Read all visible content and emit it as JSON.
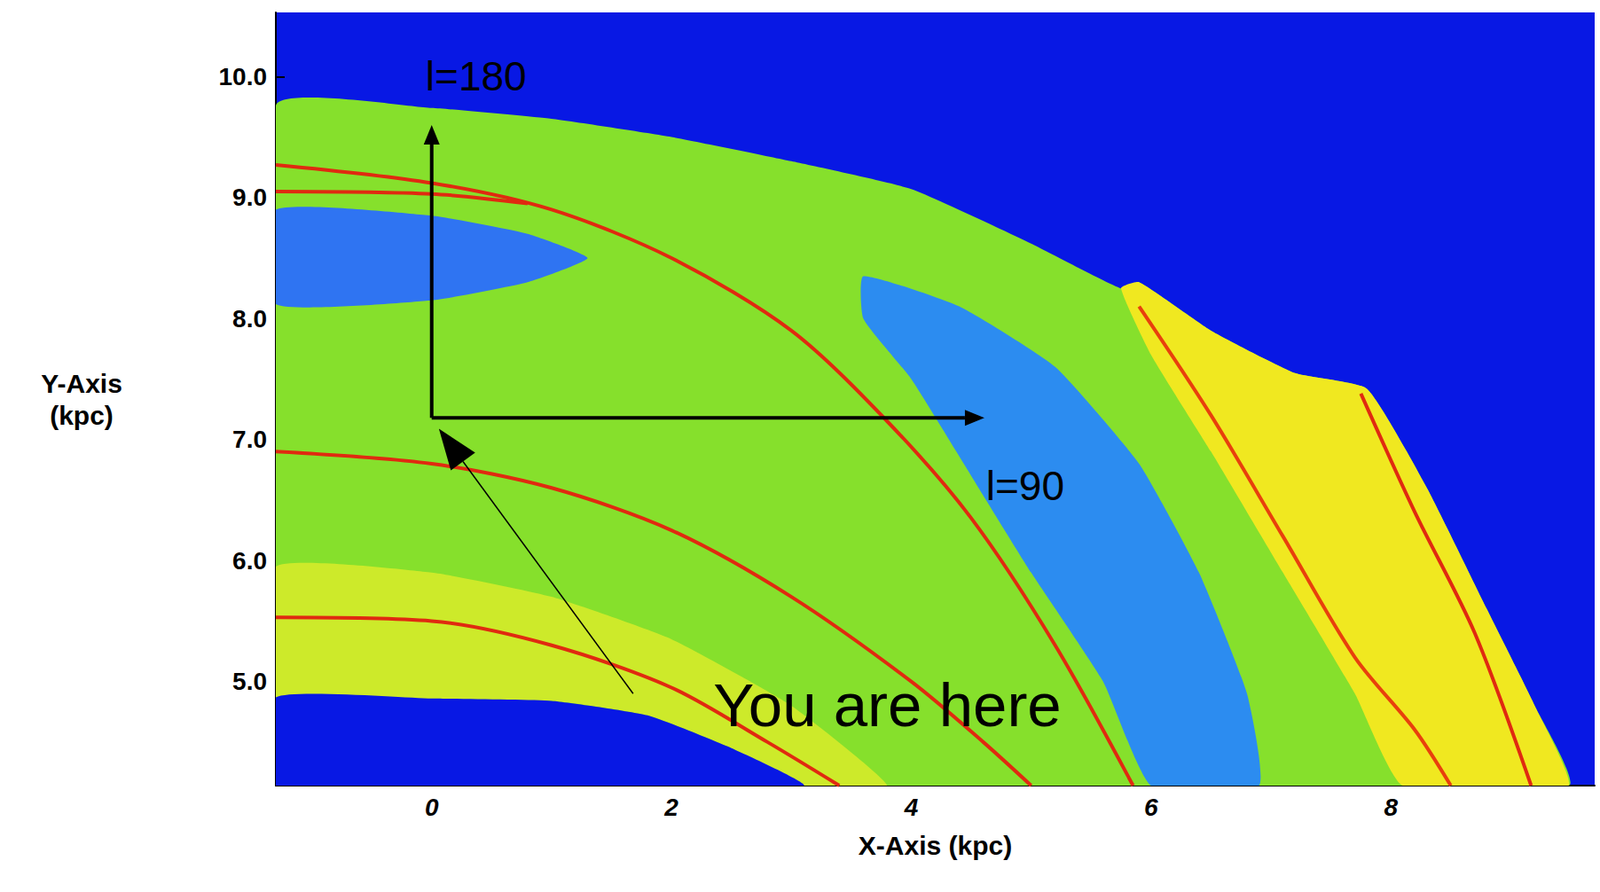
{
  "chart_data": {
    "type": "line",
    "xlabel": "X-Axis (kpc)",
    "ylabel": "Y-Axis (kpc)",
    "xlim": [
      -1.3,
      9.7
    ],
    "ylim": [
      4.14,
      10.53
    ],
    "xticks": [
      0,
      2,
      4,
      6,
      8
    ],
    "yticks": [
      {
        "value": 5,
        "label": "5.0"
      },
      {
        "value": 6,
        "label": "6.0"
      },
      {
        "value": 7,
        "label": "7.0"
      },
      {
        "value": 8,
        "label": "8.0"
      },
      {
        "value": 9,
        "label": "9.0"
      },
      {
        "value": 10,
        "label": "10.0"
      }
    ],
    "grid": false,
    "regions": [
      {
        "color": "#86e02c",
        "x": [
          -1.3,
          0,
          1,
          2,
          3,
          4,
          5,
          5.75,
          5.9,
          6.5,
          7.2,
          7.8,
          8.3,
          8.8,
          9.2,
          9.48,
          -1.3
        ],
        "values": [
          9.76,
          9.74,
          9.65,
          9.5,
          9.3,
          9.07,
          8.62,
          8.25,
          8.3,
          7.9,
          7.55,
          7.42,
          6.6,
          5.6,
          4.8,
          4.14,
          4.14
        ]
      },
      {
        "color": "#cdea2a",
        "x": [
          -1.3,
          0,
          1,
          2,
          3,
          3.8,
          3.1,
          2.5,
          1.8,
          1,
          -1.3
        ],
        "values": [
          5.95,
          5.9,
          5.7,
          5.35,
          4.8,
          4.14,
          4.14,
          4.45,
          4.72,
          4.84,
          4.87
        ]
      },
      {
        "color": "#0818e4",
        "x": [
          -1.3,
          0,
          1,
          1.8,
          2.5,
          3.1,
          -1.3
        ],
        "values": [
          4.87,
          4.86,
          4.84,
          4.72,
          4.45,
          4.14,
          4.14
        ]
      },
      {
        "color": "#2f74f2",
        "x": [
          -1.3,
          0,
          0.8,
          1.3,
          0.8,
          0,
          -1.3
        ],
        "values": [
          8.9,
          8.85,
          8.7,
          8.5,
          8.3,
          8.15,
          8.12
        ]
      },
      {
        "color": "#2c8cf0",
        "x": [
          3.6,
          4.4,
          5.2,
          5.9,
          6.4,
          6.8,
          6.9,
          6.0,
          5.6,
          5.0,
          4.5,
          4.0,
          3.6
        ],
        "values": [
          8.35,
          8.1,
          7.6,
          6.8,
          5.9,
          4.9,
          4.14,
          4.14,
          5.0,
          5.9,
          6.7,
          7.5,
          8.0
        ]
      },
      {
        "color": "#f0e820",
        "x": [
          5.75,
          5.9,
          6.5,
          7.2,
          7.8,
          8.3,
          8.8,
          9.2,
          9.48,
          8.1,
          7.7,
          7.1,
          6.5,
          6.0
        ],
        "values": [
          8.25,
          8.3,
          7.9,
          7.55,
          7.42,
          6.6,
          5.6,
          4.8,
          4.14,
          4.14,
          4.9,
          5.9,
          6.9,
          7.7
        ]
      }
    ],
    "series": [
      {
        "color": "#e02a10",
        "x": [
          -1.3,
          0,
          1,
          2,
          3,
          3.8,
          4.5,
          5.2,
          5.85
        ],
        "values": [
          9.27,
          9.12,
          8.9,
          8.5,
          7.9,
          7.15,
          6.35,
          5.3,
          4.14
        ]
      },
      {
        "color": "#e02a10",
        "x": [
          -1.3,
          0,
          0.8
        ],
        "values": [
          9.05,
          9.03,
          8.95
        ]
      },
      {
        "color": "#e02a10",
        "x": [
          -1.3,
          0,
          1,
          2,
          3,
          4,
          4.6,
          5.0
        ],
        "values": [
          6.9,
          6.8,
          6.6,
          6.25,
          5.7,
          5.0,
          4.5,
          4.14
        ]
      },
      {
        "color": "#e02a10",
        "x": [
          -1.3,
          0,
          1,
          2,
          2.8,
          3.4
        ],
        "values": [
          5.53,
          5.5,
          5.3,
          4.95,
          4.5,
          4.14
        ]
      },
      {
        "color": "#e8400c",
        "x": [
          5.9,
          6.5,
          7.1,
          7.7,
          8.2,
          8.5
        ],
        "values": [
          8.1,
          7.2,
          6.2,
          5.2,
          4.6,
          4.14
        ]
      },
      {
        "color": "#e02a10",
        "x": [
          7.75,
          8.2,
          8.7,
          9.17
        ],
        "values": [
          7.38,
          6.4,
          5.4,
          4.14
        ]
      }
    ],
    "annotations": [
      {
        "text": "l=180",
        "x": 0.37,
        "y": 10.0,
        "line_style": "solid",
        "arrow": {
          "from": [
            0,
            7.18
          ],
          "to": [
            0,
            9.6
          ]
        }
      },
      {
        "text": "l=90",
        "x": 4.95,
        "y": 6.62,
        "line_style": "solid",
        "arrow": {
          "from": [
            0,
            7.18
          ],
          "to": [
            4.61,
            7.18
          ]
        }
      },
      {
        "text": "You are here",
        "x": 3.8,
        "y": 4.8,
        "line_style": "thin",
        "arrow": {
          "from": [
            1.68,
            4.9
          ],
          "to": [
            0.06,
            7.09
          ]
        }
      }
    ]
  }
}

— SET PROBLEM —
Exactly as written, return every line of the listing, but not the pictures.

— EXERCISE ANSWER —
Read all visible content and emit it as JSON.
{
  "chart_data": {
    "type": "line",
    "xlabel": "X-Axis (kpc)",
    "ylabel": "Y-Axis (kpc)",
    "xlim": [
      -1.3,
      9.7
    ],
    "ylim": [
      4.14,
      10.53
    ],
    "xticks": [
      0,
      2,
      4,
      6,
      8
    ],
    "yticks": [
      {
        "value": 5,
        "label": "5.0"
      },
      {
        "value": 6,
        "label": "6.0"
      },
      {
        "value": 7,
        "label": "7.0"
      },
      {
        "value": 8,
        "label": "8.0"
      },
      {
        "value": 9,
        "label": "9.0"
      },
      {
        "value": 10,
        "label": "10.0"
      }
    ],
    "grid": false,
    "regions": [
      {
        "color": "#86e02c",
        "x": [
          -1.3,
          0,
          1,
          2,
          3,
          4,
          5,
          5.75,
          5.9,
          6.5,
          7.2,
          7.8,
          8.3,
          8.8,
          9.2,
          9.48,
          -1.3
        ],
        "values": [
          9.76,
          9.74,
          9.65,
          9.5,
          9.3,
          9.07,
          8.62,
          8.25,
          8.3,
          7.9,
          7.55,
          7.42,
          6.6,
          5.6,
          4.8,
          4.14,
          4.14
        ]
      },
      {
        "color": "#cdea2a",
        "x": [
          -1.3,
          0,
          1,
          2,
          3,
          3.8,
          3.1,
          2.5,
          1.8,
          1,
          -1.3
        ],
        "values": [
          5.95,
          5.9,
          5.7,
          5.35,
          4.8,
          4.14,
          4.14,
          4.45,
          4.72,
          4.84,
          4.87
        ]
      },
      {
        "color": "#0818e4",
        "x": [
          -1.3,
          0,
          1,
          1.8,
          2.5,
          3.1,
          -1.3
        ],
        "values": [
          4.87,
          4.86,
          4.84,
          4.72,
          4.45,
          4.14,
          4.14
        ]
      },
      {
        "color": "#2f74f2",
        "x": [
          -1.3,
          0,
          0.8,
          1.3,
          0.8,
          0,
          -1.3
        ],
        "values": [
          8.9,
          8.85,
          8.7,
          8.5,
          8.3,
          8.15,
          8.12
        ]
      },
      {
        "color": "#2c8cf0",
        "x": [
          3.6,
          4.4,
          5.2,
          5.9,
          6.4,
          6.8,
          6.9,
          6.0,
          5.6,
          5.0,
          4.5,
          4.0,
          3.6
        ],
        "values": [
          8.35,
          8.1,
          7.6,
          6.8,
          5.9,
          4.9,
          4.14,
          4.14,
          5.0,
          5.9,
          6.7,
          7.5,
          8.0
        ]
      },
      {
        "color": "#f0e820",
        "x": [
          5.75,
          5.9,
          6.5,
          7.2,
          7.8,
          8.3,
          8.8,
          9.2,
          9.48,
          8.1,
          7.7,
          7.1,
          6.5,
          6.0
        ],
        "values": [
          8.25,
          8.3,
          7.9,
          7.55,
          7.42,
          6.6,
          5.6,
          4.8,
          4.14,
          4.14,
          4.9,
          5.9,
          6.9,
          7.7
        ]
      }
    ],
    "series": [
      {
        "color": "#e02a10",
        "x": [
          -1.3,
          0,
          1,
          2,
          3,
          3.8,
          4.5,
          5.2,
          5.85
        ],
        "values": [
          9.27,
          9.12,
          8.9,
          8.5,
          7.9,
          7.15,
          6.35,
          5.3,
          4.14
        ]
      },
      {
        "color": "#e02a10",
        "x": [
          -1.3,
          0,
          0.8
        ],
        "values": [
          9.05,
          9.03,
          8.95
        ]
      },
      {
        "color": "#e02a10",
        "x": [
          -1.3,
          0,
          1,
          2,
          3,
          4,
          4.6,
          5.0
        ],
        "values": [
          6.9,
          6.8,
          6.6,
          6.25,
          5.7,
          5.0,
          4.5,
          4.14
        ]
      },
      {
        "color": "#e02a10",
        "x": [
          -1.3,
          0,
          1,
          2,
          2.8,
          3.4
        ],
        "values": [
          5.53,
          5.5,
          5.3,
          4.95,
          4.5,
          4.14
        ]
      },
      {
        "color": "#e8400c",
        "x": [
          5.9,
          6.5,
          7.1,
          7.7,
          8.2,
          8.5
        ],
        "values": [
          8.1,
          7.2,
          6.2,
          5.2,
          4.6,
          4.14
        ]
      },
      {
        "color": "#e02a10",
        "x": [
          7.75,
          8.2,
          8.7,
          9.17
        ],
        "values": [
          7.38,
          6.4,
          5.4,
          4.14
        ]
      }
    ],
    "annotations": [
      {
        "text": "l=180",
        "x": 0.37,
        "y": 10.0,
        "line_style": "solid",
        "arrow": {
          "from": [
            0,
            7.18
          ],
          "to": [
            0,
            9.6
          ]
        }
      },
      {
        "text": "l=90",
        "x": 4.95,
        "y": 6.62,
        "line_style": "solid",
        "arrow": {
          "from": [
            0,
            7.18
          ],
          "to": [
            4.61,
            7.18
          ]
        }
      },
      {
        "text": "You are here",
        "x": 3.8,
        "y": 4.8,
        "line_style": "thin",
        "arrow": {
          "from": [
            1.68,
            4.9
          ],
          "to": [
            0.06,
            7.09
          ]
        }
      }
    ]
  }
}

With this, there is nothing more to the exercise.